# What to do:
Select and copy out every line in the records containing "wliczone".
===============
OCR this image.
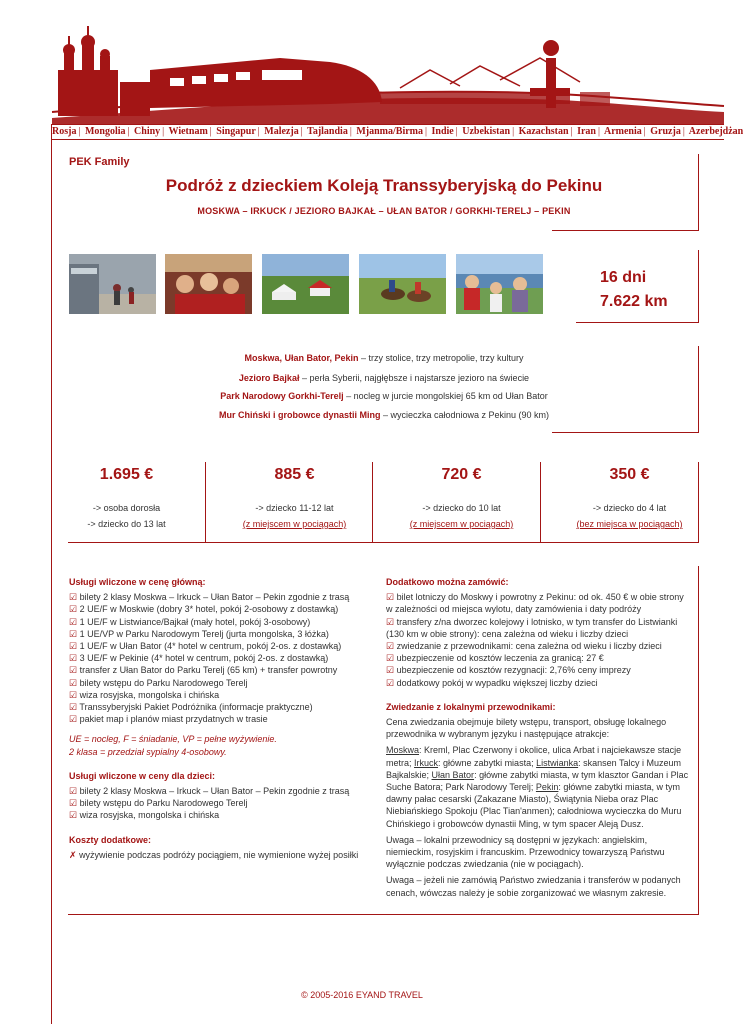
Rosja | Mongolia | Chiny | Wietnam | Singapur | Malezja | Tajlandia | Mjanma/Birma | Indie | Uzbekistan | Kazachstan | Iran | Armenia | Gruzja | Azerbejdżan
PEK Family
Podróż z dzieckiem Koleją Transsyberyjską do Pekinu
MOSKWA – IRKUCK / JEZIORO BAJKAŁ – UŁAN BATOR / GORKHI-TERELJ – PEKIN
16 dni
7.622 km
Moskwa, Ułan Bator, Pekin – trzy stolice, trzy metropolie, trzy kultury
Jezioro Bajkał – perła Syberii, najgłębsze i najstarsze jezioro na świecie
Park Narodowy Gorkhi-Terelj – nocleg w jurcie mongolskiej 65 km od Ułan Bator
Mur Chiński i grobowce dynastii Ming – wycieczka całodniowa z Pekinu (90 km)
1.695 €
-> osoba dorosła
-> dziecko do 13 lat
885 €
-> dziecko 11-12 lat
(z miejscem w pociągach)
720 €
-> dziecko do 10 lat
(z miejscem w pociągach)
350 €
-> dziecko do 4 lat
(bez miejsca w pociągach)
Usługi wliczone w cenę główną:
☑ bilety 2 klasy Moskwa – Irkuck – Ułan Bator – Pekin zgodnie z trasą
☑ 2 UE/F w Moskwie (dobry 3* hotel, pokój 2-osobowy z dostawką)
☑ 1 UE/F w Listwiance/Bajkał (mały hotel, pokój 3-osobowy)
☑ 1 UE/VP w Parku Narodowym Terelj (jurta mongolska, 3 łóżka)
☑ 1 UE/F w Ułan Bator (4* hotel w centrum, pokój 2-os. z dostawką)
☑ 3 UE/F w Pekinie (4* hotel w centrum, pokój 2-os. z dostawką)
☑ transfer z Ułan Bator do Parku Terelj (65 km) + transfer powrotny
☑ bilety wstępu do Parku Narodowego Terelj
☑ wiza rosyjska, mongolska i chińska
☑ Transsyberyjski Pakiet Podróżnika (informacje praktyczne)
☑ pakiet map i planów miast przydatnych w trasie
UE = nocleg, F = śniadanie, VP = pełne wyżywienie.
2 klasa = przedział sypialny 4-osobowy.
Usługi wliczone w ceny dla dzieci:
☑ bilety 2 klasy Moskwa – Irkuck – Ułan Bator – Pekin zgodnie z trasą
☑ bilety wstępu do Parku Narodowego Terelj
☑ wiza rosyjska, mongolska i chińska
Koszty dodatkowe:
✗ wyżywienie podczas podróży pociągiem, nie wymienione wyżej posiłki
Dodatkowo można zamówić:
☑ bilet lotniczy do Moskwy i powrotny z Pekinu: od ok. 450 € w obie strony w zależności od miejsca wylotu, daty zamówienia i daty podróży
☑ transfery z/na dworzec kolejowy i lotnisko, w tym transfer do Listwianki (130 km w obie strony): cena zależna od wieku i liczby dzieci
☑ zwiedzanie z przewodnikami: cena zależna od wieku i liczby dzieci
☑ ubezpieczenie od kosztów leczenia za granicą: 27 €
☑ ubezpieczenie od kosztów rezygnacji: 2,76% ceny imprezy
☑ dodatkowy pokój w wypadku większej liczby dzieci
Zwiedzanie z lokalnymi przewodnikami:
Cena zwiedzania obejmuje bilety wstępu, transport, obsługę lokalnego przewodnika w wybranym języku i następujące atrakcje:
Moskwa: Kreml, Plac Czerwony i okolice, ulica Arbat i najciekawsze stacje metra; Irkuck: główne zabytki miasta; Listwianka: skansen Talcy i Muzeum Bajkalskie; Ułan Bator: główne zabytki miasta, w tym klasztor Gandan i Plac Suche Batora; Park Narodowy Terelj; Pekin: główne zabytki miasta, w tym dawny pałac cesarski (Zakazane Miasto), Świątynia Nieba oraz Plac Niebiańskiego Spokoju (Plac Tian'anmen); całodniowa wycieczka do Muru Chińskiego i grobowców dynastii Ming, w tym spacer Aleją Dusz.
Uwaga – lokalni przewodnicy są dostępni w językach: angielskim, niemieckim, rosyjskim i francuskim. Przewodnicy towarzyszą Państwu wyłącznie podczas zwiedzania (nie w pociągach).
Uwaga – jeżeli nie zamówią Państwo zwiedzania i transferów w podanych cenach, wówczas należy je sobie zorganizować we własnym zakresie.
© 2005-2016 EYAND TRAVEL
===============
# Task response:
Usługi wliczone w cenę główną:
Usługi wliczone w ceny dla dzieci:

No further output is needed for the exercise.